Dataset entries

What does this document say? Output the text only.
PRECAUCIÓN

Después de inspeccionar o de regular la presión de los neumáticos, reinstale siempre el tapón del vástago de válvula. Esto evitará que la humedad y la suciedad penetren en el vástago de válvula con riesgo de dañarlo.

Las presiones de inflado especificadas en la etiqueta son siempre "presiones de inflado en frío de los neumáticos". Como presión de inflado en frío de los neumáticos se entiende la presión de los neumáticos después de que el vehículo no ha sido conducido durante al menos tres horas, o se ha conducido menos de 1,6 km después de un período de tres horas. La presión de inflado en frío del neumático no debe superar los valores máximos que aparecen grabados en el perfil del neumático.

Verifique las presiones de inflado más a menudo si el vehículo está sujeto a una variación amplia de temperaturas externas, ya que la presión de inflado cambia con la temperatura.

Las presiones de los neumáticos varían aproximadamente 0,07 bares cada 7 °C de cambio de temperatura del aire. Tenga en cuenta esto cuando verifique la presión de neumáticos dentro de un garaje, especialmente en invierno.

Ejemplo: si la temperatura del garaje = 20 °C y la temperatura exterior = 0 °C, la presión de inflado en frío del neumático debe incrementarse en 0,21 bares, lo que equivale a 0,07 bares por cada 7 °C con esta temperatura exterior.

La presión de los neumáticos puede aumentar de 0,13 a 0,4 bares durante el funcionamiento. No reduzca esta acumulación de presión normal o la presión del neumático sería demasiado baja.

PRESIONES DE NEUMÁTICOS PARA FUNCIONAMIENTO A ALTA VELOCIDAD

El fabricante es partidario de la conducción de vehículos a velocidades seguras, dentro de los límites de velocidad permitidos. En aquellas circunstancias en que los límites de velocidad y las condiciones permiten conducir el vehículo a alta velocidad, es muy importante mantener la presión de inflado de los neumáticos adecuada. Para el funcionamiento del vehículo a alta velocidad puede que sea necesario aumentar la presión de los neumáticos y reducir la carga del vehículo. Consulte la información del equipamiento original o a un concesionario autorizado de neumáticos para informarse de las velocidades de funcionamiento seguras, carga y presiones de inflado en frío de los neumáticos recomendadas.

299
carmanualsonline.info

# The problem
Print every record above exactly as written.

# Output for this exercise
What does this document say? Output the text only.
PRECAUCIÓN

Después de inspeccionar o de regular la presión de los neumáticos, reinstale siempre el tapón del vástago de válvula. Esto evitará que la humedad y la suciedad penetren en el vástago de válvula con riesgo de dañarlo.

Las presiones de inflado especificadas en la etiqueta son siempre "presiones de inflado en frío de los neumáticos". Como presión de inflado en frío de los neumáticos se entiende la presión de los neumáticos después de que el vehículo no ha sido conducido durante al menos tres horas, o se ha conducido menos de 1,6 km después de un período de tres horas. La presión de inflado en frío del neumático no debe superar los valores máximos que aparecen grabados en el perfil del neumático.

Verifique las presiones de inflado más a menudo si el vehículo está sujeto a una variación amplia de temperaturas externas, ya que la presión de inflado cambia con la temperatura.

Las presiones de los neumáticos varían aproximadamente 0,07 bares cada 7 °C de cambio de temperatura del aire. Tenga en cuenta esto cuando verifique la presión de neumáticos dentro de un garaje, especialmente en invierno.

Ejemplo: si la temperatura del garaje = 20 °C y la temperatura exterior = 0 °C, la presión de inflado en frío del neumático debe incrementarse en 0,21 bares, lo que equivale a 0,07 bares por cada 7 °C con esta temperatura exterior.

La presión de los neumáticos puede aumentar de 0,13 a 0,4 bares durante el funcionamiento. No reduzca esta acumulación de presión normal o la presión del neumático sería demasiado baja.

PRESIONES DE NEUMÁTICOS PARA FUNCIONAMIENTO A ALTA VELOCIDAD

El fabricante es partidario de la conducción de vehículos a velocidades seguras, dentro de los límites de velocidad permitidos. En aquellas circunstancias en que los límites de velocidad y las condiciones permiten conducir el vehículo a alta velocidad, es muy importante mantener la presión de inflado de los neumáticos adecuada. Para el funcionamiento del vehículo a alta velocidad puede que sea necesario aumentar la presión de los neumáticos y reducir la carga del vehículo. Consulte la información del equipamiento original o a un concesionario autorizado de neumáticos para informarse de las velocidades de funcionamiento seguras, carga y presiones de inflado en frío de los neumáticos recomendadas.

299
carmanualsonline.info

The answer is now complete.